**Challenge**
Could you rewrite the entries below so that every "text-line" becomes "line-of-text" and nothing else changes?

_____

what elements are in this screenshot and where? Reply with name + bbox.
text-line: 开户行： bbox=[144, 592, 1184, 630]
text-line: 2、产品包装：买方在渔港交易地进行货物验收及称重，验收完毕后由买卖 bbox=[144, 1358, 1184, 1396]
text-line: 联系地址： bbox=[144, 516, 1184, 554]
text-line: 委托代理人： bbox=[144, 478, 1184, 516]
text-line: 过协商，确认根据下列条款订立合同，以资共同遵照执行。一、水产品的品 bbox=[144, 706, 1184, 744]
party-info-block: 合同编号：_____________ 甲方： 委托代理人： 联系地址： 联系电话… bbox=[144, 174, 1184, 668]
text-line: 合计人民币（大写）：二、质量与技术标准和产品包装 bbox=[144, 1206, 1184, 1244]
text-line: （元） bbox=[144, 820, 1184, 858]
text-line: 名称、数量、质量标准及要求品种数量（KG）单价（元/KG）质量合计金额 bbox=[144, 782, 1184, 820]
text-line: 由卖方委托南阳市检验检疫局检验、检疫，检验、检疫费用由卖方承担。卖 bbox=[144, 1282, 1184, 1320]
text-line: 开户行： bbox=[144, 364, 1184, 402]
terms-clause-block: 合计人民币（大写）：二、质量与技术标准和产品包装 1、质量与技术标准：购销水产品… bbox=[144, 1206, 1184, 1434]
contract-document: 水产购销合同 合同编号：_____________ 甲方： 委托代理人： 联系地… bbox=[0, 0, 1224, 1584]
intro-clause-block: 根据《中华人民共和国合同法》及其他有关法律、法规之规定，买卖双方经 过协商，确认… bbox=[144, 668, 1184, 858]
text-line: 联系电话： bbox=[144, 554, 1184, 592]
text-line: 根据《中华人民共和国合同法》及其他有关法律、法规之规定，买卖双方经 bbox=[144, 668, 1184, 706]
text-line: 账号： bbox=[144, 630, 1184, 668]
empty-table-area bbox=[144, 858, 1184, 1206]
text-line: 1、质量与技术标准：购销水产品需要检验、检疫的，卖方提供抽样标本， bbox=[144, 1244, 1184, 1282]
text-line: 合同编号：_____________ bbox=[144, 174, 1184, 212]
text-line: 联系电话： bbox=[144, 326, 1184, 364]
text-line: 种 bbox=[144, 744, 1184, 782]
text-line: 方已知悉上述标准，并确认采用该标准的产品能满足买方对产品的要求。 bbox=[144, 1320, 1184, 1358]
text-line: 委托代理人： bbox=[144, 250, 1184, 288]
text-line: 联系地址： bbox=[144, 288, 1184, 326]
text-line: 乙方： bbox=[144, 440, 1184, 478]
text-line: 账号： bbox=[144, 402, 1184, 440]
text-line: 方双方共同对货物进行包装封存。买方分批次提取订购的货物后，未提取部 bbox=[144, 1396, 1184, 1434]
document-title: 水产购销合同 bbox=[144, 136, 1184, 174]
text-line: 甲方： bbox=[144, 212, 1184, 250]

_____

**Response to this exercise**
what elements are in this screenshot and where? Reply with name + bbox.
line-of-text: 开户行： bbox=[144, 592, 1184, 630]
line-of-text: 2、产品包装：买方在渔港交易地进行货物验收及称重，验收完毕后由买卖 bbox=[144, 1358, 1184, 1396]
line-of-text: 联系地址： bbox=[144, 516, 1184, 554]
line-of-text: 委托代理人： bbox=[144, 478, 1184, 516]
line-of-text: 过协商，确认根据下列条款订立合同，以资共同遵照执行。一、水产品的品 bbox=[144, 706, 1184, 744]
party-info-block: 合同编号：_____________ 甲方： 委托代理人： 联系地址： 联系电话… bbox=[144, 174, 1184, 668]
line-of-text: 合计人民币（大写）：二、质量与技术标准和产品包装 bbox=[144, 1206, 1184, 1244]
line-of-text: （元） bbox=[144, 820, 1184, 858]
line-of-text: 名称、数量、质量标准及要求品种数量（KG）单价（元/KG）质量合计金额 bbox=[144, 782, 1184, 820]
line-of-text: 由卖方委托南阳市检验检疫局检验、检疫，检验、检疫费用由卖方承担。卖 bbox=[144, 1282, 1184, 1320]
line-of-text: 开户行： bbox=[144, 364, 1184, 402]
terms-clause-block: 合计人民币（大写）：二、质量与技术标准和产品包装 1、质量与技术标准：购销水产品… bbox=[144, 1206, 1184, 1434]
contract-document: 水产购销合同 合同编号：_____________ 甲方： 委托代理人： 联系地… bbox=[0, 0, 1224, 1584]
intro-clause-block: 根据《中华人民共和国合同法》及其他有关法律、法规之规定，买卖双方经 过协商，确认… bbox=[144, 668, 1184, 858]
line-of-text: 联系电话： bbox=[144, 554, 1184, 592]
line-of-text: 根据《中华人民共和国合同法》及其他有关法律、法规之规定，买卖双方经 bbox=[144, 668, 1184, 706]
line-of-text: 账号： bbox=[144, 630, 1184, 668]
empty-table-area bbox=[144, 858, 1184, 1206]
line-of-text: 1、质量与技术标准：购销水产品需要检验、检疫的，卖方提供抽样标本， bbox=[144, 1244, 1184, 1282]
line-of-text: 合同编号：_____________ bbox=[144, 174, 1184, 212]
line-of-text: 联系电话： bbox=[144, 326, 1184, 364]
line-of-text: 种 bbox=[144, 744, 1184, 782]
line-of-text: 方已知悉上述标准，并确认采用该标准的产品能满足买方对产品的要求。 bbox=[144, 1320, 1184, 1358]
line-of-text: 委托代理人： bbox=[144, 250, 1184, 288]
line-of-text: 联系地址： bbox=[144, 288, 1184, 326]
line-of-text: 乙方： bbox=[144, 440, 1184, 478]
line-of-text: 账号： bbox=[144, 402, 1184, 440]
line-of-text: 方双方共同对货物进行包装封存。买方分批次提取订购的货物后，未提取部 bbox=[144, 1396, 1184, 1434]
document-title: 水产购销合同 bbox=[144, 136, 1184, 174]
line-of-text: 甲方： bbox=[144, 212, 1184, 250]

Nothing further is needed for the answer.